◆ What the exercise asks
Can you reproduce the data below line for line, changing nothing?

--- start Stored records ---

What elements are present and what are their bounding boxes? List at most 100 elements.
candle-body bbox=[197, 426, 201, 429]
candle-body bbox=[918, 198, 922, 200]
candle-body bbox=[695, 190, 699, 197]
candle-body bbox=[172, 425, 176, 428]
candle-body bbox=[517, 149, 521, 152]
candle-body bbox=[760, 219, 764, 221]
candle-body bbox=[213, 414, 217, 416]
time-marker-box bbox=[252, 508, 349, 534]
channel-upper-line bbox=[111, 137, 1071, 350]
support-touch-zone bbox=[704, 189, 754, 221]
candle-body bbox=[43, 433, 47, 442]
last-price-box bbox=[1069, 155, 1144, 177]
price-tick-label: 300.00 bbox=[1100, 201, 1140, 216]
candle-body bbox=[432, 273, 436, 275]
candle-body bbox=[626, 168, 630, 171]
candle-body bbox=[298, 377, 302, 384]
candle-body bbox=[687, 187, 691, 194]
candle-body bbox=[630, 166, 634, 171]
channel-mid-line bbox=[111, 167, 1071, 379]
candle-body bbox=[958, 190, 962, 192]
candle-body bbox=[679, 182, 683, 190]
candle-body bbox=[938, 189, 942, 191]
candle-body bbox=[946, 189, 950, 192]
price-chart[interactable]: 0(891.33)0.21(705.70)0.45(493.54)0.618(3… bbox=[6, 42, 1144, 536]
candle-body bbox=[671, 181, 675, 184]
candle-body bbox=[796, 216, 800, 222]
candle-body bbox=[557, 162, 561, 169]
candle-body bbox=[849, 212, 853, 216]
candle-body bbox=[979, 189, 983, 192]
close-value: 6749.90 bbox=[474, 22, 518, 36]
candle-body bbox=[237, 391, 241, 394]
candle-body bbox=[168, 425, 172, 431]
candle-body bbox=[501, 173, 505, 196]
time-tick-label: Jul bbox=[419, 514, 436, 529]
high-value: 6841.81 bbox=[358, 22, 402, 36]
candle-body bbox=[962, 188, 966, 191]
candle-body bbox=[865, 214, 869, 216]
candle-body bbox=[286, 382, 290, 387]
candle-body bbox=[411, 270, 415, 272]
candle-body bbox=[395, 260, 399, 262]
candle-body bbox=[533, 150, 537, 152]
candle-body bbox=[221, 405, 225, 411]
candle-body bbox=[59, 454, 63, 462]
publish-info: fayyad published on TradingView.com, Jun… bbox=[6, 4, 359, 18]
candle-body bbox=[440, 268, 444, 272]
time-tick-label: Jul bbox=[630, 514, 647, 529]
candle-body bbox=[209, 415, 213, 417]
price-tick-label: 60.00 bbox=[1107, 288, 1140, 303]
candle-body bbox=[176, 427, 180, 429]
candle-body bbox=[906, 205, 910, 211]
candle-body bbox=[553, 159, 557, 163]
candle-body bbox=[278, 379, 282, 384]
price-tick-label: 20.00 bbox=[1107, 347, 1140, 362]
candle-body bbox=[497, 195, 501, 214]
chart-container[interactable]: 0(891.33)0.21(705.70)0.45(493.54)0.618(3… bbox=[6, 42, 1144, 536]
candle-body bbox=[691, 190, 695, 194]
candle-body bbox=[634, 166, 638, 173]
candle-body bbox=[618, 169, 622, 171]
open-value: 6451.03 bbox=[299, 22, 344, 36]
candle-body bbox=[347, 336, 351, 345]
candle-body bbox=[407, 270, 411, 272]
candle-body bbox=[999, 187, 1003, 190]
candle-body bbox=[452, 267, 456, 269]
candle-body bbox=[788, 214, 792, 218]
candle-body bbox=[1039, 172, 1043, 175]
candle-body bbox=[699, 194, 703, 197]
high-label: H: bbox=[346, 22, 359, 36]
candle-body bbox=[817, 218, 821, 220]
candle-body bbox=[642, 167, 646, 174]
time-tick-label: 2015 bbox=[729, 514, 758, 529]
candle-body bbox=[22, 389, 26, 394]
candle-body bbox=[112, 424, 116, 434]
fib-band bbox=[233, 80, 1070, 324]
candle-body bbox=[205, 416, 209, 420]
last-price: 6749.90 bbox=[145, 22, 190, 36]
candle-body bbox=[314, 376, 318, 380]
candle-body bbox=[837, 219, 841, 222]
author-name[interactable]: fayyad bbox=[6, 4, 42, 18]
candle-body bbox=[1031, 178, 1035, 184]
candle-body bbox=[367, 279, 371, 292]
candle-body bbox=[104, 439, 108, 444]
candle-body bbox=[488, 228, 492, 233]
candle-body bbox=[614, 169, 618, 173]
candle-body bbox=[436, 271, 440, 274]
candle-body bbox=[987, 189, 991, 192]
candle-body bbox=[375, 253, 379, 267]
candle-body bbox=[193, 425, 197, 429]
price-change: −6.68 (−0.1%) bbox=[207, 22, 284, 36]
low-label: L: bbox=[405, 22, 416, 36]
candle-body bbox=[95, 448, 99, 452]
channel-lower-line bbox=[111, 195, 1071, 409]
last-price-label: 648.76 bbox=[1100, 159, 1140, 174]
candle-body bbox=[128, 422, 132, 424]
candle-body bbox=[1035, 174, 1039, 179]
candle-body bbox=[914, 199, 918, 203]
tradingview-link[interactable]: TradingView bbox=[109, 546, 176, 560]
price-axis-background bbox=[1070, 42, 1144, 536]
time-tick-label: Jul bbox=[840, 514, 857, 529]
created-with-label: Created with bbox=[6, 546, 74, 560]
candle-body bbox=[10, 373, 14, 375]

--- end Stored records ---

◆ Result of the task
What elements are present and what are their bounding boxes? List at most 100 elements.
candle-body bbox=[197, 426, 201, 429]
candle-body bbox=[918, 198, 922, 200]
candle-body bbox=[695, 190, 699, 197]
candle-body bbox=[172, 425, 176, 428]
candle-body bbox=[517, 149, 521, 152]
candle-body bbox=[760, 219, 764, 221]
candle-body bbox=[213, 414, 217, 416]
time-marker-box bbox=[252, 508, 349, 534]
channel-upper-line bbox=[111, 137, 1071, 350]
support-touch-zone bbox=[704, 189, 754, 221]
candle-body bbox=[43, 433, 47, 442]
last-price-box bbox=[1069, 155, 1144, 177]
price-tick-label: 300.00 bbox=[1100, 201, 1140, 216]
candle-body bbox=[432, 273, 436, 275]
candle-body bbox=[626, 168, 630, 171]
candle-body bbox=[298, 377, 302, 384]
candle-body bbox=[687, 187, 691, 194]
candle-body bbox=[630, 166, 634, 171]
channel-mid-line bbox=[111, 167, 1071, 379]
candle-body bbox=[958, 190, 962, 192]
candle-body bbox=[679, 182, 683, 190]
candle-body bbox=[938, 189, 942, 191]
candle-body bbox=[946, 189, 950, 192]
price-chart[interactable]: 0(891.33)0.21(705.70)0.45(493.54)0.618(3… bbox=[6, 42, 1144, 536]
candle-body bbox=[671, 181, 675, 184]
candle-body bbox=[796, 216, 800, 222]
candle-body bbox=[557, 162, 561, 169]
candle-body bbox=[849, 212, 853, 216]
candle-body bbox=[979, 189, 983, 192]
close-value: 6749.90 bbox=[474, 22, 518, 36]
candle-body bbox=[237, 391, 241, 394]
candle-body bbox=[168, 425, 172, 431]
candle-body bbox=[501, 173, 505, 196]
time-tick-label: Jul bbox=[419, 514, 436, 529]
high-value: 6841.81 bbox=[358, 22, 402, 36]
candle-body bbox=[962, 188, 966, 191]
candle-body bbox=[865, 214, 869, 216]
candle-body bbox=[286, 382, 290, 387]
candle-body bbox=[411, 270, 415, 272]
candle-body bbox=[395, 260, 399, 262]
candle-body bbox=[533, 150, 537, 152]
candle-body bbox=[221, 405, 225, 411]
candle-body bbox=[59, 454, 63, 462]
publish-info: fayyad published on TradingView.com, Jun… bbox=[6, 4, 359, 18]
candle-body bbox=[440, 268, 444, 272]
time-tick-label: Jul bbox=[630, 514, 647, 529]
candle-body bbox=[209, 415, 213, 417]
price-tick-label: 60.00 bbox=[1107, 288, 1140, 303]
candle-body bbox=[176, 427, 180, 429]
candle-body bbox=[906, 205, 910, 211]
candle-body bbox=[553, 159, 557, 163]
candle-body bbox=[278, 379, 282, 384]
price-tick-label: 20.00 bbox=[1107, 347, 1140, 362]
candle-body bbox=[497, 195, 501, 214]
chart-container[interactable]: 0(891.33)0.21(705.70)0.45(493.54)0.618(3… bbox=[6, 42, 1144, 536]
candle-body bbox=[691, 190, 695, 194]
candle-body bbox=[634, 166, 638, 173]
candle-body bbox=[618, 169, 622, 171]
open-value: 6451.03 bbox=[299, 22, 344, 36]
candle-body bbox=[347, 336, 351, 345]
candle-body bbox=[407, 270, 411, 272]
candle-body bbox=[999, 187, 1003, 190]
candle-body bbox=[452, 267, 456, 269]
candle-body bbox=[788, 214, 792, 218]
candle-body bbox=[1039, 172, 1043, 175]
candle-body bbox=[699, 194, 703, 197]
high-label: H: bbox=[346, 22, 359, 36]
candle-body bbox=[817, 218, 821, 220]
candle-body bbox=[642, 167, 646, 174]
time-tick-label: 2015 bbox=[729, 514, 758, 529]
candle-body bbox=[22, 389, 26, 394]
candle-body bbox=[112, 424, 116, 434]
fib-band bbox=[233, 80, 1070, 324]
candle-body bbox=[205, 416, 209, 420]
last-price: 6749.90 bbox=[145, 22, 190, 36]
candle-body bbox=[314, 376, 318, 380]
candle-body bbox=[837, 219, 841, 222]
author-name[interactable]: fayyad bbox=[6, 4, 42, 18]
candle-body bbox=[1031, 178, 1035, 184]
candle-body bbox=[367, 279, 371, 292]
candle-body bbox=[104, 439, 108, 444]
candle-body bbox=[488, 228, 492, 233]
candle-body bbox=[614, 169, 618, 173]
candle-body bbox=[436, 271, 440, 274]
candle-body bbox=[987, 189, 991, 192]
candle-body bbox=[375, 253, 379, 267]
candle-body bbox=[193, 425, 197, 429]
price-change: −6.68 (−0.1%) bbox=[207, 22, 284, 36]
low-label: L: bbox=[405, 22, 416, 36]
candle-body bbox=[95, 448, 99, 452]
channel-lower-line bbox=[111, 195, 1071, 409]
last-price-label: 648.76 bbox=[1100, 159, 1140, 174]
candle-body bbox=[128, 422, 132, 424]
candle-body bbox=[1035, 174, 1039, 179]
candle-body bbox=[914, 199, 918, 203]
tradingview-link[interactable]: TradingView bbox=[109, 546, 176, 560]
price-axis-background bbox=[1070, 42, 1144, 536]
time-tick-label: Jul bbox=[840, 514, 857, 529]
created-with-label: Created with bbox=[6, 546, 74, 560]
candle-body bbox=[10, 373, 14, 375]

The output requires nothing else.